**Challenge**
Output every non-blank line of the items below as a Markdown table with the columns Row and Line, where Row is a running number starting at 1 and Line holds that line.

**Provided data**
BEGIN
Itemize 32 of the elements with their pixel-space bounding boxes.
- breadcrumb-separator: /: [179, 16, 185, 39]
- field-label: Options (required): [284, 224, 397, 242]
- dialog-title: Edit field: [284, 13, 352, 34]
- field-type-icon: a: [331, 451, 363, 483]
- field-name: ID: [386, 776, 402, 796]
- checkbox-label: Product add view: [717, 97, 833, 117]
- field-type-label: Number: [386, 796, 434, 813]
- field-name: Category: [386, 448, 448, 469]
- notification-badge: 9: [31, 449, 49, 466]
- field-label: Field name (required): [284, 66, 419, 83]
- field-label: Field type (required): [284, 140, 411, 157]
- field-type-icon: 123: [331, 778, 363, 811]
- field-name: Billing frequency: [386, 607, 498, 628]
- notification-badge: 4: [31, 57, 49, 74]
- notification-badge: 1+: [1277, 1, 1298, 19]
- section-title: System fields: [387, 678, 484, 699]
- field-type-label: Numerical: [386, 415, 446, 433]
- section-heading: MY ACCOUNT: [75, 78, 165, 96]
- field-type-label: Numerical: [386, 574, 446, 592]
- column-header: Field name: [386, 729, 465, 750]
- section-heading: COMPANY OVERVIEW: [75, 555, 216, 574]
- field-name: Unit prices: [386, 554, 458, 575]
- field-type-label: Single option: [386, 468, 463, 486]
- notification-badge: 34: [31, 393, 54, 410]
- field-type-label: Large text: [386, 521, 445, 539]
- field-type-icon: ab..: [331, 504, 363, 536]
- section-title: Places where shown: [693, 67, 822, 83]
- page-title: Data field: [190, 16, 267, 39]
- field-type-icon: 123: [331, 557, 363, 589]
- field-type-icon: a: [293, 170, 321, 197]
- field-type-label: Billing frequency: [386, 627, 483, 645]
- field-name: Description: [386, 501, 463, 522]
END
**Written solution**
| Row | Line |
|---|---|
| 1 | Itemize 32 of the elements with their pixel-space bounding boxes. |
| 2 | - breadcrumb-separator: /: [179, 16, 185, 39] |
| 3 | - field-label: Options (required): [284, 224, 397, 242] |
| 4 | - dialog-title: Edit field: [284, 13, 352, 34] |
| 5 | - field-type-icon: a: [331, 451, 363, 483] |
| 6 | - field-name: ID: [386, 776, 402, 796] |
| 7 | - checkbox-label: Product add view: [717, 97, 833, 117] |
| 8 | - field-type-label: Number: [386, 796, 434, 813] |
| 9 | - field-name: Category: [386, 448, 448, 469] |
| 10 | - notification-badge: 9: [31, 449, 49, 466] |
| 11 | - field-label: Field name (required): [284, 66, 419, 83] |
| 12 | - field-label: Field type (required): [284, 140, 411, 157] |
| 13 | - field-type-icon: 123: [331, 778, 363, 811] |
| 14 | - field-name: Billing frequency: [386, 607, 498, 628] |
| 15 | - notification-badge: 4: [31, 57, 49, 74] |
| 16 | - notification-badge: 1+: [1277, 1, 1298, 19] |
| 17 | - section-title: System fields: [387, 678, 484, 699] |
| 18 | - field-type-label: Numerical: [386, 415, 446, 433] |
| 19 | - section-heading: MY ACCOUNT: [75, 78, 165, 96] |
| 20 | - field-type-label: Numerical: [386, 574, 446, 592] |
| 21 | - column-header: Field name: [386, 729, 465, 750] |
| 22 | - section-heading: COMPANY OVERVIEW: [75, 555, 216, 574] |
| 23 | - field-name: Unit prices: [386, 554, 458, 575] |
| 24 | - field-type-label: Single option: [386, 468, 463, 486] |
| 25 | - notification-badge: 34: [31, 393, 54, 410] |
| 26 | - field-type-label: Large text: [386, 521, 445, 539] |
| 27 | - field-type-icon: ab..: [331, 504, 363, 536] |
| 28 | - section-title: Places where shown: [693, 67, 822, 83] |
| 29 | - page-title: Data field: [190, 16, 267, 39] |
| 30 | - field-type-icon: 123: [331, 557, 363, 589] |
| 31 | - field-type-icon: a: [293, 170, 321, 197] |
| 32 | - field-type-label: Billing frequency: [386, 627, 483, 645] |
| 33 | - field-name: Description: [386, 501, 463, 522] |